> Input data

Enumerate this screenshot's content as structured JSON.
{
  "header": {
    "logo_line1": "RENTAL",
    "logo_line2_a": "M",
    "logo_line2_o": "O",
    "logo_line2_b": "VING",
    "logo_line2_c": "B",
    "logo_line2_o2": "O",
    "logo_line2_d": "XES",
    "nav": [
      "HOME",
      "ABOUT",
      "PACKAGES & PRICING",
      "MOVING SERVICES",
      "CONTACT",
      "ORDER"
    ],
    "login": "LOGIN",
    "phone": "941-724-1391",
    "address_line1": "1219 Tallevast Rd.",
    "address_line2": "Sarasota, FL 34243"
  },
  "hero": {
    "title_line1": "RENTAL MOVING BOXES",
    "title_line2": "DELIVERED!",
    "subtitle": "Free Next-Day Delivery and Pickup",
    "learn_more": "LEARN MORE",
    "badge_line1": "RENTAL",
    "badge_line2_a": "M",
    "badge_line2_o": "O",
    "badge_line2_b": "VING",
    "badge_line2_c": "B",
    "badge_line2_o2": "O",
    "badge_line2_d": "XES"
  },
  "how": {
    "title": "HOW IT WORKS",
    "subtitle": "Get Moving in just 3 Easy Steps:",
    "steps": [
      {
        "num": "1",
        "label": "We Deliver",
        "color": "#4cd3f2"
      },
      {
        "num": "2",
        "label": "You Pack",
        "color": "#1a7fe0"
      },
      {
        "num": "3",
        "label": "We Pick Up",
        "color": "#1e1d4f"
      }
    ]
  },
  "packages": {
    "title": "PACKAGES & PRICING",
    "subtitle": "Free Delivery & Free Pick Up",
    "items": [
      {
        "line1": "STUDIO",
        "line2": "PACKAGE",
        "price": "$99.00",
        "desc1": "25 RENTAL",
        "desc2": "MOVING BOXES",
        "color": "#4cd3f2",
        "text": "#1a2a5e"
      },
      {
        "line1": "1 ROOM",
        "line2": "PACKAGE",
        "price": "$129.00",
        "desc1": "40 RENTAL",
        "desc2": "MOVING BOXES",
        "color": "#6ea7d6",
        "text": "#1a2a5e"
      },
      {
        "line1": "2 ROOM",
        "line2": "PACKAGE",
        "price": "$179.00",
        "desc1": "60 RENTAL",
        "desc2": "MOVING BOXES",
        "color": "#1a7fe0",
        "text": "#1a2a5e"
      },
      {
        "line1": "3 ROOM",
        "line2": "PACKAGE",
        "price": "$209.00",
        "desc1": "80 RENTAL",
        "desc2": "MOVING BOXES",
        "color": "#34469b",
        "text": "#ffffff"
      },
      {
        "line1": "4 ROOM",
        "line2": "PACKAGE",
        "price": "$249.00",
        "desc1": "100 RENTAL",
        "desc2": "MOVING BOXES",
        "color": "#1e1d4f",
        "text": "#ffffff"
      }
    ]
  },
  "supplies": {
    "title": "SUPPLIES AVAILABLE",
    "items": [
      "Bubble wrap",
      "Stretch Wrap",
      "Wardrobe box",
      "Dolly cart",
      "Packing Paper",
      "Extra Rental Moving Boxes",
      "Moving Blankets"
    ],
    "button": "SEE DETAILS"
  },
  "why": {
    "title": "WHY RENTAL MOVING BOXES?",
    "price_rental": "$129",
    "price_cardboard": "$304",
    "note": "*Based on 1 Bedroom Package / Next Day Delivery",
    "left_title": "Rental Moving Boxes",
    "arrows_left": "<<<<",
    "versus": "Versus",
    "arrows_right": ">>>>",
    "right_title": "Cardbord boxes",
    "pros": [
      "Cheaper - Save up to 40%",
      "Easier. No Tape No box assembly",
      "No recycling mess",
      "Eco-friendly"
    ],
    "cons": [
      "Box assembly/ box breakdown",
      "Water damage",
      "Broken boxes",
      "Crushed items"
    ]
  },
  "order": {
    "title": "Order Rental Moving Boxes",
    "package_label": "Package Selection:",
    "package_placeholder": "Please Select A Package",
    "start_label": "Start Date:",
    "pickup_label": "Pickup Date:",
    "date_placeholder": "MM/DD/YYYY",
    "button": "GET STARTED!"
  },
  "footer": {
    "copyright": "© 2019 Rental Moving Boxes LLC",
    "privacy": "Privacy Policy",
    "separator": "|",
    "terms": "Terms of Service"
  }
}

> Job
Each line holding the word "PRICING" counts once; report the total and nothing else.

> The completed task
2